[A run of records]
----
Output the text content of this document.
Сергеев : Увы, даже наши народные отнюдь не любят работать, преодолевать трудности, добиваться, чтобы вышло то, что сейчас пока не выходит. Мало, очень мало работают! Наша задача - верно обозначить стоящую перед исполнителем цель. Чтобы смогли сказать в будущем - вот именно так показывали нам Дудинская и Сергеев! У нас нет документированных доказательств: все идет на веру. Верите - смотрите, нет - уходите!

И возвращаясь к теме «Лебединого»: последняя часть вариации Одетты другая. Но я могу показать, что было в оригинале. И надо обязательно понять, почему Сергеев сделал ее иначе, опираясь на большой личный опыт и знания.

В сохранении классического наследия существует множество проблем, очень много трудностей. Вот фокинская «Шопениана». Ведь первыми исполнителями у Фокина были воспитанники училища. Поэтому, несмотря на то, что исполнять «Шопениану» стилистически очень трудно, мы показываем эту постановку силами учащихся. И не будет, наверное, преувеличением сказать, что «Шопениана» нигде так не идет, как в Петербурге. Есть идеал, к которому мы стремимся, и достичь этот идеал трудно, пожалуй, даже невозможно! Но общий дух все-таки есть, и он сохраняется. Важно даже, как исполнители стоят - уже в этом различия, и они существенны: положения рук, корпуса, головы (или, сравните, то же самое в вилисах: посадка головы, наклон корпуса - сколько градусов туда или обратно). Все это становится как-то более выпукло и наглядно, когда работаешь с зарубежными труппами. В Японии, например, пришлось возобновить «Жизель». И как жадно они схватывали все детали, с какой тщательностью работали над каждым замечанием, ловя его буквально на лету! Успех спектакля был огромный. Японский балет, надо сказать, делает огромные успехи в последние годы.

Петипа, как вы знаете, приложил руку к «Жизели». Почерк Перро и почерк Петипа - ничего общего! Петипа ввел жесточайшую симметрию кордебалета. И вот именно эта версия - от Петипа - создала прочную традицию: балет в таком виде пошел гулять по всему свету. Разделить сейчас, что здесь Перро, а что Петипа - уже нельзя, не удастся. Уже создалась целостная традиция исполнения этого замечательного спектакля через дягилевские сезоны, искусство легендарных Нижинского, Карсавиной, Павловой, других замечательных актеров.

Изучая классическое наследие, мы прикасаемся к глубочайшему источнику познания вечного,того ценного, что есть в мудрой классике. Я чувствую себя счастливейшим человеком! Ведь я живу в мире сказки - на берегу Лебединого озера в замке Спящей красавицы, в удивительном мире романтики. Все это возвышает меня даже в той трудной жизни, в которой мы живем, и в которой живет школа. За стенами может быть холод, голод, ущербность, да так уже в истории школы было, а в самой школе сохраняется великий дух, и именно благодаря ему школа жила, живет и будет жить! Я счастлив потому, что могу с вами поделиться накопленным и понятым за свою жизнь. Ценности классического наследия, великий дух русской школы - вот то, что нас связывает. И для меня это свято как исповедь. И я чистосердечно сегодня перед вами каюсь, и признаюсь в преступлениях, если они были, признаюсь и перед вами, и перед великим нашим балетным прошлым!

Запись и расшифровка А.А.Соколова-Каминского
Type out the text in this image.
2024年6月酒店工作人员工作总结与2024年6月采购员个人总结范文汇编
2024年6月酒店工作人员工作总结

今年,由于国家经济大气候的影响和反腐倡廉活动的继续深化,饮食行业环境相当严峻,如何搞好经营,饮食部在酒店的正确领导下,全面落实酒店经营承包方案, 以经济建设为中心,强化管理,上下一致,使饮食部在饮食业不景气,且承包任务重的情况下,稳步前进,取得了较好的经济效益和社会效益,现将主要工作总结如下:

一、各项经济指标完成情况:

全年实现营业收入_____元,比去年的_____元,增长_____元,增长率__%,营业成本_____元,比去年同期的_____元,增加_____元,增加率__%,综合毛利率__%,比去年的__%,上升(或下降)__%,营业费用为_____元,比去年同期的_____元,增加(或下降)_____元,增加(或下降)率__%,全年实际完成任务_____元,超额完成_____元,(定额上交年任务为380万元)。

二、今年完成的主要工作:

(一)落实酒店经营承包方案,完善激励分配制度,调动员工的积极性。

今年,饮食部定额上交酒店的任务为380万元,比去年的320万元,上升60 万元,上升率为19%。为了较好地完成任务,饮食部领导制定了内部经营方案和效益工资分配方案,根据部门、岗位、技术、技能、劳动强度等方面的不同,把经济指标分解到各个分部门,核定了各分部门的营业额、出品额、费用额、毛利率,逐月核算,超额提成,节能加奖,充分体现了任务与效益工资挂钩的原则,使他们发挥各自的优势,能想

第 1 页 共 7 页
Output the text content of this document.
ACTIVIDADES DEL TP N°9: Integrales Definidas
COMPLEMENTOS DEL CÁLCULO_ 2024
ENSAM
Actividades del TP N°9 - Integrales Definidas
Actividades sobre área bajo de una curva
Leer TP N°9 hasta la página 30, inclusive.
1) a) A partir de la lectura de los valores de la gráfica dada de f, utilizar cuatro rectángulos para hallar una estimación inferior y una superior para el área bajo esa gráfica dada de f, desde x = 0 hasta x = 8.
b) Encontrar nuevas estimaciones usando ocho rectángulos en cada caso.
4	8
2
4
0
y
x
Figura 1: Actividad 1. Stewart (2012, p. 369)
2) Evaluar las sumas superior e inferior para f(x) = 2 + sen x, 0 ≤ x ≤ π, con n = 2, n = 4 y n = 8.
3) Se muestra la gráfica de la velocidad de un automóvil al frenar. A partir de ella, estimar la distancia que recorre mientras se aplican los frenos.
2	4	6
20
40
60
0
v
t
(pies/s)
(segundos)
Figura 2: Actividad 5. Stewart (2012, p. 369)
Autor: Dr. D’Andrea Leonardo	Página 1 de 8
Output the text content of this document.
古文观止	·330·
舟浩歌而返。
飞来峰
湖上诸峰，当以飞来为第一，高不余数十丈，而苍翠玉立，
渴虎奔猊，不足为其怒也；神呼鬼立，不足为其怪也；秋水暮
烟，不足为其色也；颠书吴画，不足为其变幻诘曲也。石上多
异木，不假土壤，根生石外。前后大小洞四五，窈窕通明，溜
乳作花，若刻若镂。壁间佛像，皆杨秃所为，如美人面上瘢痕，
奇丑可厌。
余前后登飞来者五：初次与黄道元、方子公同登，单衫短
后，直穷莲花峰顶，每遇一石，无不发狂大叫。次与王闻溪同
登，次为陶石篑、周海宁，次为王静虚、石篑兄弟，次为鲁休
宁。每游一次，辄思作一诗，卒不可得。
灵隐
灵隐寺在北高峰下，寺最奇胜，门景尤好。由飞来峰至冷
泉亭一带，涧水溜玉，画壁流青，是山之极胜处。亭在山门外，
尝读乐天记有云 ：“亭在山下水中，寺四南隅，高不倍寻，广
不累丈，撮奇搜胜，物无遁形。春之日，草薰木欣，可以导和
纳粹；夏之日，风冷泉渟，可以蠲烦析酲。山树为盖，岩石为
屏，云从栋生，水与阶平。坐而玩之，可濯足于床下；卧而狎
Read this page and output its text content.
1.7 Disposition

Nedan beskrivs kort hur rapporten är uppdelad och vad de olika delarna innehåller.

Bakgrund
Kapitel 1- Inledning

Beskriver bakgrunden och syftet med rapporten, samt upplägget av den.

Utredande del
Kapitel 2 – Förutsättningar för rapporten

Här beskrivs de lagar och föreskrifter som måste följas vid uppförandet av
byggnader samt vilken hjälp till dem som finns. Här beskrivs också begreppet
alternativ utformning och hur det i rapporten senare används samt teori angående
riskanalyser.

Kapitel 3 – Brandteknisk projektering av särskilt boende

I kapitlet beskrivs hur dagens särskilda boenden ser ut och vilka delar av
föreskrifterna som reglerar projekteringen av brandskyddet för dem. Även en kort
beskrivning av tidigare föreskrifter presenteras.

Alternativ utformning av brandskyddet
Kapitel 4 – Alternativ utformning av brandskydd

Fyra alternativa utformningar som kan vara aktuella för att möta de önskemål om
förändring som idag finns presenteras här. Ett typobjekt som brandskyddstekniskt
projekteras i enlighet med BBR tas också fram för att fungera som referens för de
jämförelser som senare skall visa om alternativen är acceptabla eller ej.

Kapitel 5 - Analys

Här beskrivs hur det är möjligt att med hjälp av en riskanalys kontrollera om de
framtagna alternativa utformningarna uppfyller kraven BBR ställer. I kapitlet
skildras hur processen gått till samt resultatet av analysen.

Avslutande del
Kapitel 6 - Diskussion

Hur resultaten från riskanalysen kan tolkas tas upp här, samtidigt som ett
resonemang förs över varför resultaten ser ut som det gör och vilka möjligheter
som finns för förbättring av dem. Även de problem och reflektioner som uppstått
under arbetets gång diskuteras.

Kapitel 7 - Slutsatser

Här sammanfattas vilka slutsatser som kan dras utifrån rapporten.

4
----
WHAT TO PRODUCE:
Return only the number of lines in the entries that contain the string "сказать".

RESULT OF THIS TASK:
2